# Problem to solve
Transcribe all the entries word for word, skipping the pictures.

══════════════════════════════

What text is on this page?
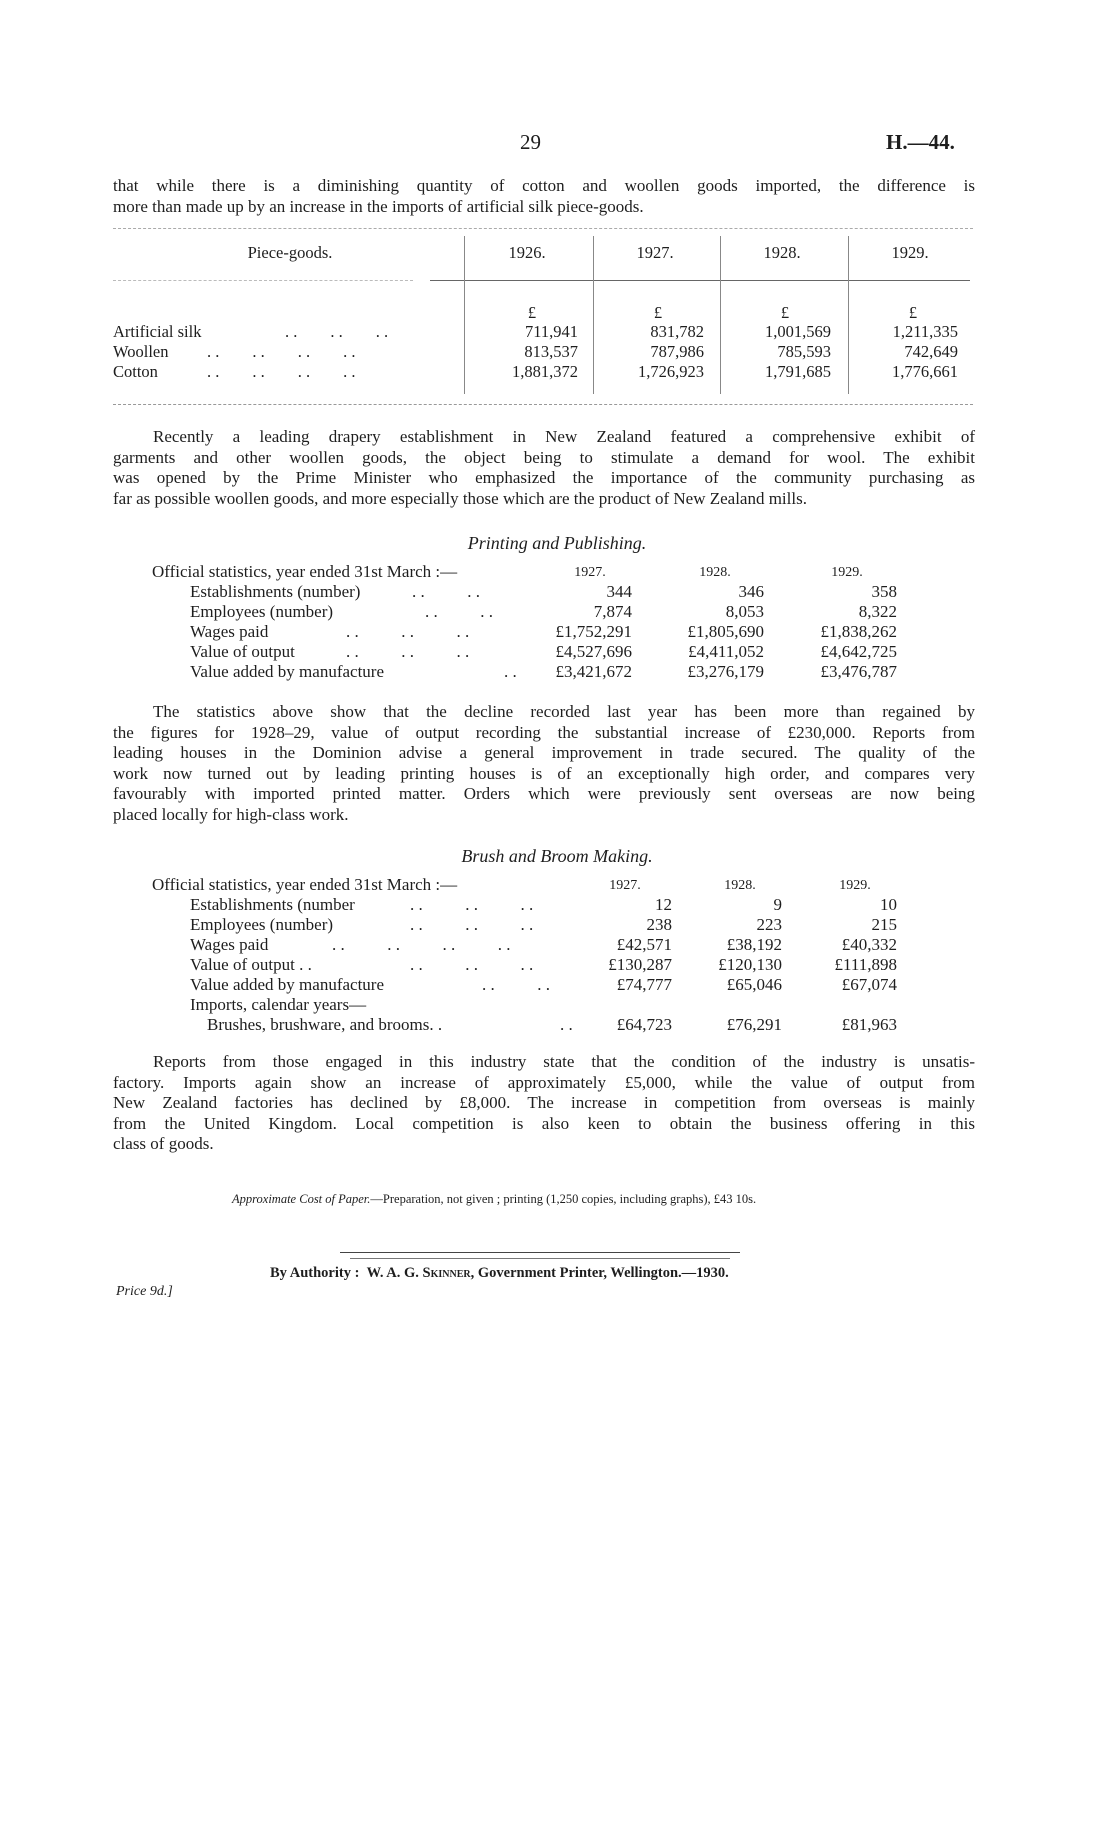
29	H.—44.
that while there is a diminishing quantity of cotton and woollen goods imported, the difference is
more than made up by an increase in the imports of artificial silk piece-goods.
Piece-goods.	1926.	1927.	1928.	1929.
£	£	£	£
Artificial silk	. .        . .        . .	711,941	831,782	1,001,569	1,211,335
Woollen . .        . .        . .        . .	813,537	787,986	785,593	742,649
Cotton	. .        . .        . .        . .	1,881,372	1,726,923	1,791,685	1,776,661
Recently a leading drapery establishment in New Zealand featured a comprehensive exhibit of
garments and other woollen goods, the object being to stimulate a demand for wool. The exhibit
was opened by the Prime Minister who emphasized the importance of the community purchasing as
far as possible woollen goods, and more especially those which are the product of New Zealand mills.
Printing and Publishing.
Official statistics, year ended 31st March :—	1927.	1928.	1929.
Establishments (number)	. .          . .	344	346	358
Employees (number)	. .          . .	7,874	8,053	8,322
Wages paid	. .          . .          . .	£1,752,291	£1,805,690	£1,838,262
Value of output	. .          . .          . .	£4,527,696	£4,411,052	£4,642,725
Value added by manufacture	. .	£3,421,672	£3,276,179	£3,476,787
The statistics above show that the decline recorded last year has been more than regained by
the figures for 1928–29, value of output recording the substantial increase of £230,000. Reports from
leading houses in the Dominion advise a general improvement in trade secured. The quality of the
work now turned out by leading printing houses is of an exceptionally high order, and compares very
favourably with imported printed matter. Orders which were previously sent overseas are now being
placed locally for high-class work.
Brush and Broom Making.
Official statistics, year ended 31st March :—	1927.	1928.	1929.
Establishments (number	. .          . .          . .	12	9	10
Employees (number)	. .          . .          . .	238	223	215
Wages paid	. .          . .          . .          . .	£42,571	£38,192	£40,332
Value of output . .	. .          . .          . .	£130,287	£120,130	£111,898
Value added by manufacture	. .          . .	£74,777	£65,046	£67,074
Imports, calendar years—
Brushes, brushware, and brooms. .	. .	£64,723	£76,291	£81,963
Reports from those engaged in this industry state that the condition of the industry is unsatis-
factory. Imports again show an increase of approximately £5,000, while the value of output from
New Zealand factories has declined by £8,000. The increase in competition from overseas is mainly
from the United Kingdom. Local competition is also keen to obtain the business offering in this
class of goods.
Approximate Cost of Paper.—Preparation, not given ; printing (1,250 copies, including graphs), £43 10s.
By Authority : W. A. G. Skinner, Government Printer, Wellington.—1930.
Price 9d.]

══════════════════════════════

# Expected answer
What text is on this page?
29	H.—44.
that while there is a diminishing quantity of cotton and woollen goods imported, the difference is
more than made up by an increase in the imports of artificial silk piece-goods.
Piece-goods.	1926.	1927.	1928.	1929.
£	£	£	£
Artificial silk	. .        . .        . .	711,941	831,782	1,001,569	1,211,335
Woollen . .        . .        . .        . .	813,537	787,986	785,593	742,649
Cotton	. .        . .        . .        . .	1,881,372	1,726,923	1,791,685	1,776,661
Recently a leading drapery establishment in New Zealand featured a comprehensive exhibit of
garments and other woollen goods, the object being to stimulate a demand for wool. The exhibit
was opened by the Prime Minister who emphasized the importance of the community purchasing as
far as possible woollen goods, and more especially those which are the product of New Zealand mills.
Printing and Publishing.
Official statistics, year ended 31st March :—	1927.	1928.	1929.
Establishments (number)	. .          . .	344	346	358
Employees (number)	. .          . .	7,874	8,053	8,322
Wages paid	. .          . .          . .	£1,752,291	£1,805,690	£1,838,262
Value of output	. .          . .          . .	£4,527,696	£4,411,052	£4,642,725
Value added by manufacture	. .	£3,421,672	£3,276,179	£3,476,787
The statistics above show that the decline recorded last year has been more than regained by
the figures for 1928–29, value of output recording the substantial increase of £230,000. Reports from
leading houses in the Dominion advise a general improvement in trade secured. The quality of the
work now turned out by leading printing houses is of an exceptionally high order, and compares very
favourably with imported printed matter. Orders which were previously sent overseas are now being
placed locally for high-class work.
Brush and Broom Making.
Official statistics, year ended 31st March :—	1927.	1928.	1929.
Establishments (number	. .          . .          . .	12	9	10
Employees (number)	. .          . .          . .	238	223	215
Wages paid	. .          . .          . .          . .	£42,571	£38,192	£40,332
Value of output . .	. .          . .          . .	£130,287	£120,130	£111,898
Value added by manufacture	. .          . .	£74,777	£65,046	£67,074
Imports, calendar years—
Brushes, brushware, and brooms. .	. .	£64,723	£76,291	£81,963
Reports from those engaged in this industry state that the condition of the industry is unsatis-
factory. Imports again show an increase of approximately £5,000, while the value of output from
New Zealand factories has declined by £8,000. The increase in competition from overseas is mainly
from the United Kingdom. Local competition is also keen to obtain the business offering in this
class of goods.
Approximate Cost of Paper.—Preparation, not given ; printing (1,250 copies, including graphs), £43 10s.
By Authority : W. A. G. Skinner, Government Printer, Wellington.—1930.
Price 9d.]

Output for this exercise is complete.